■ To be done
Report how many lines of the following entries include the string "upper"; respond with the number alone.

■ Dataset content

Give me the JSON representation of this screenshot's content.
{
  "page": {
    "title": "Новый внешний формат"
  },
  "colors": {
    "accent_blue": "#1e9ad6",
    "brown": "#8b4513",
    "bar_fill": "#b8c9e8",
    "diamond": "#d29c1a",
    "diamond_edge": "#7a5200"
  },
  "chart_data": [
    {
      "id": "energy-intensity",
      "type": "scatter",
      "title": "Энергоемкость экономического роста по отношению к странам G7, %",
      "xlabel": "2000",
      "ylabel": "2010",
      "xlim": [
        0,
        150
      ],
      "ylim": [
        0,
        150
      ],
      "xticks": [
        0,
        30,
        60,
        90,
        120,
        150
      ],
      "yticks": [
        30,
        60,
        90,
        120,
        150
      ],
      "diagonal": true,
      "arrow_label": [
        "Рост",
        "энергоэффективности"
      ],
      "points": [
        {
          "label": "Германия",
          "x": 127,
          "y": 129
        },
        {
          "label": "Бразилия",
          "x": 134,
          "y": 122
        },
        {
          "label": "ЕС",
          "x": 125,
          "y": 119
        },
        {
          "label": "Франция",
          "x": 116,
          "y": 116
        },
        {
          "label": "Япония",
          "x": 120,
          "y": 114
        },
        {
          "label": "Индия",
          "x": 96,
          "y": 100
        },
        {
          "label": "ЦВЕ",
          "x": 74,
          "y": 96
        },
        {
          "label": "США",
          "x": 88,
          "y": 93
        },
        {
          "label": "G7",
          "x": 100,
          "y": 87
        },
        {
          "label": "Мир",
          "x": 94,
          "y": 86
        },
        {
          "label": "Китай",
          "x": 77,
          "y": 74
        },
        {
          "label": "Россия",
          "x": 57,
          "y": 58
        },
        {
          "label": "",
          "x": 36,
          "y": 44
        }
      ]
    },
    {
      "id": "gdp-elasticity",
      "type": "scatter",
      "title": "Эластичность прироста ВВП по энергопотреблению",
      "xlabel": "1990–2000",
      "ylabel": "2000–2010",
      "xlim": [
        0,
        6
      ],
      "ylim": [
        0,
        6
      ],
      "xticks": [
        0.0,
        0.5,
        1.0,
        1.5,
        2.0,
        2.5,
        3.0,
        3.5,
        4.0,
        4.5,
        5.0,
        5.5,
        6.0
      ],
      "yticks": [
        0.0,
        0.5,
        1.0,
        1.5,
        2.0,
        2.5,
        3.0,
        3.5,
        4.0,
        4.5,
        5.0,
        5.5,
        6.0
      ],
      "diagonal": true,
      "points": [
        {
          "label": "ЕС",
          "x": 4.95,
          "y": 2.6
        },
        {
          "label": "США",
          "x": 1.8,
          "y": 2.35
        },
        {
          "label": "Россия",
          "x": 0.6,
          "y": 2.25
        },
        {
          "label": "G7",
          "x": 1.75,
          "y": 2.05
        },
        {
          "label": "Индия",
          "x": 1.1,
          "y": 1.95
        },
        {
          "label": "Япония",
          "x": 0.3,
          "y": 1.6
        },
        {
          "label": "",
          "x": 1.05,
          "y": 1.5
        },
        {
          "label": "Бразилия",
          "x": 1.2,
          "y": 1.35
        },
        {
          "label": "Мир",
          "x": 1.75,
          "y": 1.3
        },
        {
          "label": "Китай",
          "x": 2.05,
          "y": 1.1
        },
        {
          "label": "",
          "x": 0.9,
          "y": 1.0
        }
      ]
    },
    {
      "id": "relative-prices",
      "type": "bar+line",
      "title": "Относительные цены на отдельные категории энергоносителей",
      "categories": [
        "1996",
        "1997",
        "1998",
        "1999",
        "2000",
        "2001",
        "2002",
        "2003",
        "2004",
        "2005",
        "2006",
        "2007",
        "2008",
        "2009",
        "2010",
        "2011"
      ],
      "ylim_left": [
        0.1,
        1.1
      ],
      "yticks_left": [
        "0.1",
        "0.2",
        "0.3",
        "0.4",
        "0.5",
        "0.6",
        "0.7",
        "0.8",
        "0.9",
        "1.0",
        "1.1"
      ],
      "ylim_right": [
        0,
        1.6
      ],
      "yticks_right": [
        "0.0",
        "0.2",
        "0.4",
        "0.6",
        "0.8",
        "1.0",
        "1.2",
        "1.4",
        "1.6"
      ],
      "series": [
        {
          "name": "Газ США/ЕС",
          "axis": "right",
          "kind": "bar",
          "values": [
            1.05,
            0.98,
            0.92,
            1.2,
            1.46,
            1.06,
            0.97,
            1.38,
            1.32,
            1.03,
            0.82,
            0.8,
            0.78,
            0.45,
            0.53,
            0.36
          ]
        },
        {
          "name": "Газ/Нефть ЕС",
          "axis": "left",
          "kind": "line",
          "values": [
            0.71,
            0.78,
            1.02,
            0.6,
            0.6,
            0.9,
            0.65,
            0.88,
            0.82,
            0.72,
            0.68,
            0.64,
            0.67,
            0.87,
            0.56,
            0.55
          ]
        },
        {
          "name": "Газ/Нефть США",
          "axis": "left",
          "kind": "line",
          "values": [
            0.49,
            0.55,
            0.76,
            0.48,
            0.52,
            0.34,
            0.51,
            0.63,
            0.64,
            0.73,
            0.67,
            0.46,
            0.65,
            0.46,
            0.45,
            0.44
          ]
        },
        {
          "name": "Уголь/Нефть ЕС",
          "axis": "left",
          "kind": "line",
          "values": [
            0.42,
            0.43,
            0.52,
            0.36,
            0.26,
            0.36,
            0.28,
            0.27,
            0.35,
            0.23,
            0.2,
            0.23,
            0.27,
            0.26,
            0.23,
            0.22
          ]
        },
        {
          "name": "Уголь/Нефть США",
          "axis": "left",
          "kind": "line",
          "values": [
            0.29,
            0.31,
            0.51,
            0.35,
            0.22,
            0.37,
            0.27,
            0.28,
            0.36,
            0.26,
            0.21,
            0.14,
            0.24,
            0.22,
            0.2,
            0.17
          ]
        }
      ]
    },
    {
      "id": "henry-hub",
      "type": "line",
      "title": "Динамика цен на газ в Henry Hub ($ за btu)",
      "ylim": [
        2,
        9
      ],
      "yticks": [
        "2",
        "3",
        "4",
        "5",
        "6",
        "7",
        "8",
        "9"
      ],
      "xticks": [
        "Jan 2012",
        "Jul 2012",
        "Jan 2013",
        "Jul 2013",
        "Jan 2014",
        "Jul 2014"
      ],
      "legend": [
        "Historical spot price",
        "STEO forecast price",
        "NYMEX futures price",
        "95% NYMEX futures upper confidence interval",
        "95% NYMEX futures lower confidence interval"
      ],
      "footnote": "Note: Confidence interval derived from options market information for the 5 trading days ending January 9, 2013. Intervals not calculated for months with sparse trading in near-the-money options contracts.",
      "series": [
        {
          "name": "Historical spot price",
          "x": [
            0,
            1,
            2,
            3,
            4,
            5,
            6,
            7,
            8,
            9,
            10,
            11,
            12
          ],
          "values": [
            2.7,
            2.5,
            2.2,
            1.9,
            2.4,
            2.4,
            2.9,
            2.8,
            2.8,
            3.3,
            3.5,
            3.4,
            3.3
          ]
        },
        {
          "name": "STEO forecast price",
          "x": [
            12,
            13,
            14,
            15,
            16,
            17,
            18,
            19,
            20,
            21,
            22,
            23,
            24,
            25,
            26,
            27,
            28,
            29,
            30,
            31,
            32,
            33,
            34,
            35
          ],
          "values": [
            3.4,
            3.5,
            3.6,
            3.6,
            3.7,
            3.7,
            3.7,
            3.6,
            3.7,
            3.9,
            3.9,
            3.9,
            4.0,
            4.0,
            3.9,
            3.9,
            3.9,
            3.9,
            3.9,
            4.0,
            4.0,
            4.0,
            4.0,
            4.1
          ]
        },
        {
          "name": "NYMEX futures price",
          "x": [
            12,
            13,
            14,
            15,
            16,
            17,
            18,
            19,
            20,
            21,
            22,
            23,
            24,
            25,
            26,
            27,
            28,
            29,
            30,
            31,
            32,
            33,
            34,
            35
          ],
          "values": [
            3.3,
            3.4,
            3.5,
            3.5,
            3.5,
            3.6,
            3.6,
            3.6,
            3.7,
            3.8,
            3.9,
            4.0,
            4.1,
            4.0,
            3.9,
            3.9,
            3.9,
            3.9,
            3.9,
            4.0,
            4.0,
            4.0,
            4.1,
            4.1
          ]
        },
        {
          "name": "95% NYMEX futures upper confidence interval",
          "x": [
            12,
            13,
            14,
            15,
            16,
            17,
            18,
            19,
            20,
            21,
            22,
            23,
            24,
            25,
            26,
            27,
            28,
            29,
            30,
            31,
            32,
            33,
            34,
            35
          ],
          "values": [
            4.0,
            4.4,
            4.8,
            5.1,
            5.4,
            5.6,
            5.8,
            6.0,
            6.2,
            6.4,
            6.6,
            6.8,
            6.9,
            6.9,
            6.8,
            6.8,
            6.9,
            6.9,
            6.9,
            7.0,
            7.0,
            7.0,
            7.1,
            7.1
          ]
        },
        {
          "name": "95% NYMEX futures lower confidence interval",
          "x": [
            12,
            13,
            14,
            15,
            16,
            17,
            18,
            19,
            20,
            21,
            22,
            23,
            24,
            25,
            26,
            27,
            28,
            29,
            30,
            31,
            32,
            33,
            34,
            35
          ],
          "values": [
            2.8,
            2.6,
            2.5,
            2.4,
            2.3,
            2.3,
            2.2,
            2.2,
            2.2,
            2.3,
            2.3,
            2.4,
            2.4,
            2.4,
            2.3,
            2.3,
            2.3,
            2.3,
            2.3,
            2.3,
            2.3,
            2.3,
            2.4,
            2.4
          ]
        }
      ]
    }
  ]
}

■ Answer to the task
2